## AIM OF THE EXERCISE
Transcribe all of the records word for word, but omit the pictures.

** Start SUPPLIED MATERIAL **

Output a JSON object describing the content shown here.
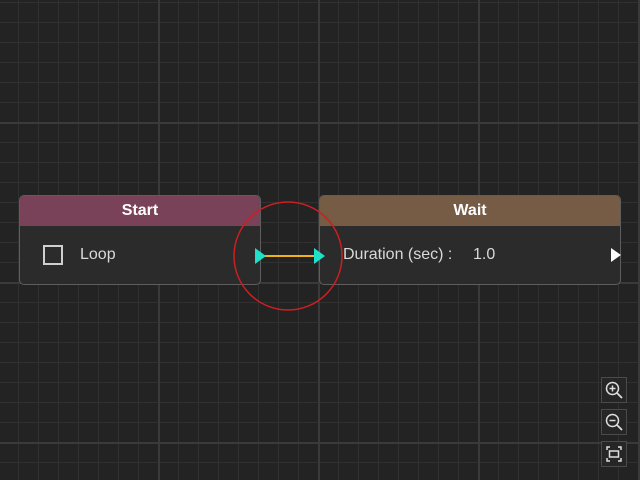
{
  "canvas": {
    "grid_color": "#3a3a3a",
    "background_color": "#232323"
  },
  "nodes": {
    "start": {
      "title": "Start",
      "header_color": "#7a4258",
      "field": {
        "label": "Loop",
        "checked": false
      }
    },
    "wait": {
      "title": "Wait",
      "header_color": "#765c45",
      "field": {
        "label": "Duration (sec) :",
        "value": "1.0"
      }
    }
  },
  "connection": {
    "from": "Start",
    "to": "Wait",
    "line_color": "#f0b020",
    "port_color": "#1fe0c8",
    "highlight_color": "#cc1f1f"
  },
  "zoom_controls": {
    "zoom_in_icon": "zoom-in-icon",
    "zoom_out_icon": "zoom-out-icon",
    "fit_icon": "fit-view-icon"
  }
}
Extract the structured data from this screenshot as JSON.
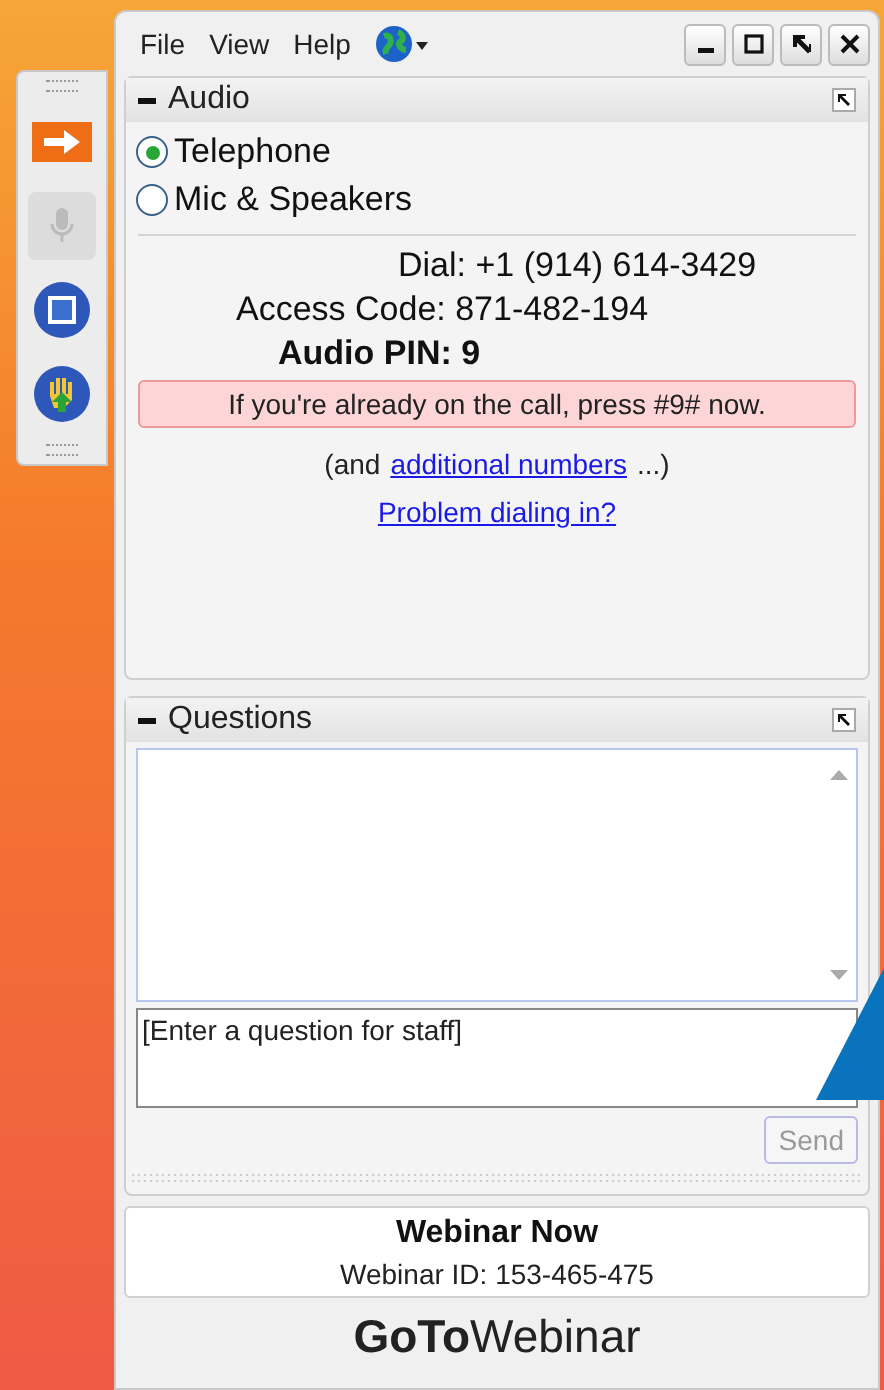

** End SUPPLIED MATERIAL **

## TASK SOLUTION
Output a JSON object describing the content shown here.
{
  "canvas": {
    "grid_color": "#3a3a3a",
    "background_color": "#232323"
  },
  "nodes": {
    "start": {
      "title": "Start",
      "header_color": "#7a4258",
      "field": {
        "label": "Loop",
        "checked": false
      }
    },
    "wait": {
      "title": "Wait",
      "header_color": "#765c45",
      "field": {
        "label": "Duration (sec) :",
        "value": "1.0"
      }
    }
  },
  "connection": {
    "from": "Start",
    "to": "Wait",
    "line_color": "#f0b020",
    "port_color": "#1fe0c8",
    "highlight_color": "#cc1f1f"
  },
  "zoom_controls": {
    "zoom_in_icon": "zoom-in-icon",
    "zoom_out_icon": "zoom-out-icon",
    "fit_icon": "fit-view-icon"
  }
}
Extract the structured data from this screenshot as JSON.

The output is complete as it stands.